Structured figure records

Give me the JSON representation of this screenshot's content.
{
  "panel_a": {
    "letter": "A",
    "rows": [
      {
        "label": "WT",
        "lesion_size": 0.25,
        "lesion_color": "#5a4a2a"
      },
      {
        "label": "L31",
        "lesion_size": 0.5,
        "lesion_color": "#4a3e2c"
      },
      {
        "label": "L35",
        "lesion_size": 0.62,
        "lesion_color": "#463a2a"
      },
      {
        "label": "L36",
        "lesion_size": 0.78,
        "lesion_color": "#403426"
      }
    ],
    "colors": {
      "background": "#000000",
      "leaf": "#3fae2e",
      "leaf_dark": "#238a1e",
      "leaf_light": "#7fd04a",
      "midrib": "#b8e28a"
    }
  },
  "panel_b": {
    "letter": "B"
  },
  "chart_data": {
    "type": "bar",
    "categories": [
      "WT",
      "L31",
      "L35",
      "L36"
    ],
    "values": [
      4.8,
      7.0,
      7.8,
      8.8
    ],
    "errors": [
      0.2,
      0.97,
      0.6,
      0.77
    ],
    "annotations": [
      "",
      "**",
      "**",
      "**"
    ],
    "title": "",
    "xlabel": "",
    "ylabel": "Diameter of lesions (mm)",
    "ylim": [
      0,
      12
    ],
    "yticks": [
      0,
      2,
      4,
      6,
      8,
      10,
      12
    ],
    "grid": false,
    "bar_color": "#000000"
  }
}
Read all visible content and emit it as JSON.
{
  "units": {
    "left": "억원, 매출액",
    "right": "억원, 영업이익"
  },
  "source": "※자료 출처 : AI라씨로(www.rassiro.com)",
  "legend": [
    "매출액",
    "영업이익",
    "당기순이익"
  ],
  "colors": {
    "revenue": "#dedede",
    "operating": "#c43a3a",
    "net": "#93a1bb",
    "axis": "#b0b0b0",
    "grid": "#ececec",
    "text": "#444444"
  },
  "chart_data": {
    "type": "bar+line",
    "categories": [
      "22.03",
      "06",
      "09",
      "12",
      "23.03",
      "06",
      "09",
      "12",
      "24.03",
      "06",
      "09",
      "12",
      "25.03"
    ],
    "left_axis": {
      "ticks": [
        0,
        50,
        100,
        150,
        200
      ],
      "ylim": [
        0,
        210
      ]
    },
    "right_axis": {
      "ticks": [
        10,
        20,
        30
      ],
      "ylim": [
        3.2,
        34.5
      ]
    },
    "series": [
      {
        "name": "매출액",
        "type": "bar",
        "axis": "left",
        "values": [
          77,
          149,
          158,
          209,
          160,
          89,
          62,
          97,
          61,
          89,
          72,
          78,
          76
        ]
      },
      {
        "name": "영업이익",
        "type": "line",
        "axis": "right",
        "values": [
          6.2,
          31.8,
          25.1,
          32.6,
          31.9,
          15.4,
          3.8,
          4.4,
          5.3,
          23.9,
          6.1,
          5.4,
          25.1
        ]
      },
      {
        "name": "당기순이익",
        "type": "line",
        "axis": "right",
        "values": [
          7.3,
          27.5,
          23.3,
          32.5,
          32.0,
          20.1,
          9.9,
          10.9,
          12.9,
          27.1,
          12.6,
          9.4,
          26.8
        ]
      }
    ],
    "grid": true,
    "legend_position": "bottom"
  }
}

## WHAT NEEDS TO BE DONE:
Your answer should be a single number: how many lines of the material contain the word "content".

## TASK SOLUTION:
2